Job -> From the coffee trade news below, reproduce word for word the passage from "The course is" up to and including "first two courses.".

Article ->

The Bloomberg agency reported yesterday, under an ‘exclusive’ tag, another apparent turnround in strategy by Starbucks in America.  Having first gone downmarket with an offer of filter coffee at a dollar a cup with free refill, Starbucks is now reported to be going in exactly the opposite direction (at the same time!)  by offering coffee made from the new Clover machine.  This is the $11,000 super-filter machine which is programmable to give, it is said, the very best result from any filter coffee.  (The machine can be seen at the Hotelympia show next week – it’s on the Matthew Algie stand)

*

 

City College Plymouth is the latest college to start the City & Guilds barista courses, after suggestions from the college's employer-led steering group. "It is here because there is a demand," said a spokesman.

The course is Barista Skills, a three-day pilot course co-written by Ben Townsend, who appears in next week’s UKBC finals. The college will follow up with the VRQ course which was initially inspired by the Beverage Service Association. An interesting aspect of the Plymouth course is that while normal costs are £100 per delegate, the city’s Tourism and Creative Skills for Success project is to fund the 16 places on the first two courses.

 

In a most unusual café closure, the venue has been towed away. The Green Bus cafe in Whatstandwell was a 1969 Leyland Panther, which was turned into a cafe and parked in a layby on the A6 in the early 1980s. The owner closed down after a spate of vandalism and theft. She sold the bus for £300 after buying it for £8,500 just over a year ago; it now has a home on a Liverpool transport museum.

 

*

 

The World of Coffee seminar programme at Hotelympia (next week, 17-21 Feb) has now been finalised and can be viewed at www.hotelympia.com/worldofcoffee.  A typically tempting item is presented on 10.30-12.30 on the Tuesday and Wednesday when Gary McGann (Espresso Warehouse), Mike Bell (Atlantic Creative) and Paul Meikle-Janney (Coffee Community) investigate Coffee Bar Design and Layout.  The two-hour seminar will break the market down and will investigate how a grab ‘n’ go operation with a five-minute dwell time should have a different back bar design, menu and merchandising programme than a high street coffee bar with a 15-minute dwell time.  It will then compare these with a deli bar that can get up to 30 minutes’ dwell time.

Provided data ->
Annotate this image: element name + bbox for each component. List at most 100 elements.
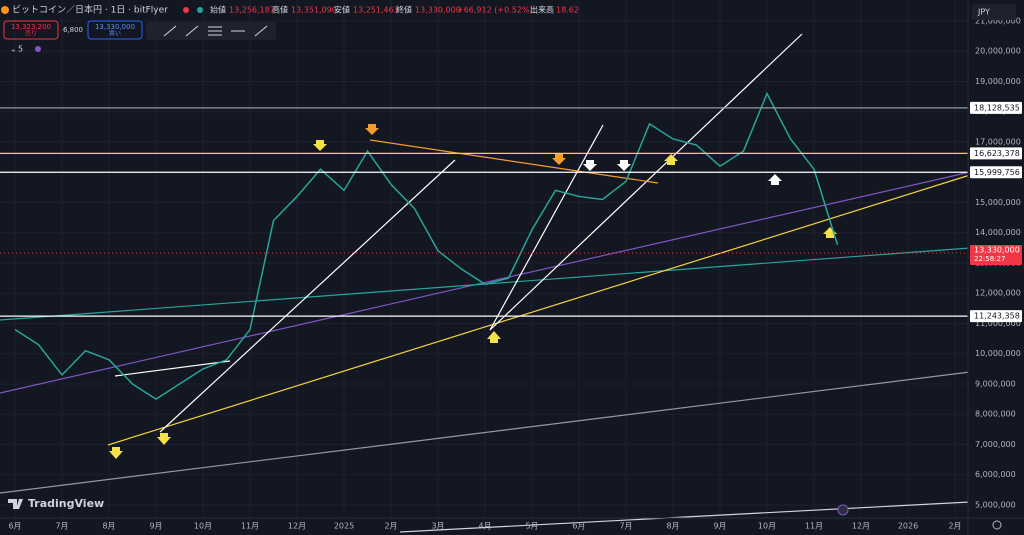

Completed exercise ->
The course is Barista Skills, a three-day pilot course co-written by Ben Townsend, who appears in next week’s UKBC finals. The college will follow up with the VRQ course which was initially inspired by the Beverage Service Association. An interesting aspect of the Plymouth course is that while normal costs are £100 per delegate, the city’s Tourism and Creative Skills for Success project is to fund the 16 places on the first two courses.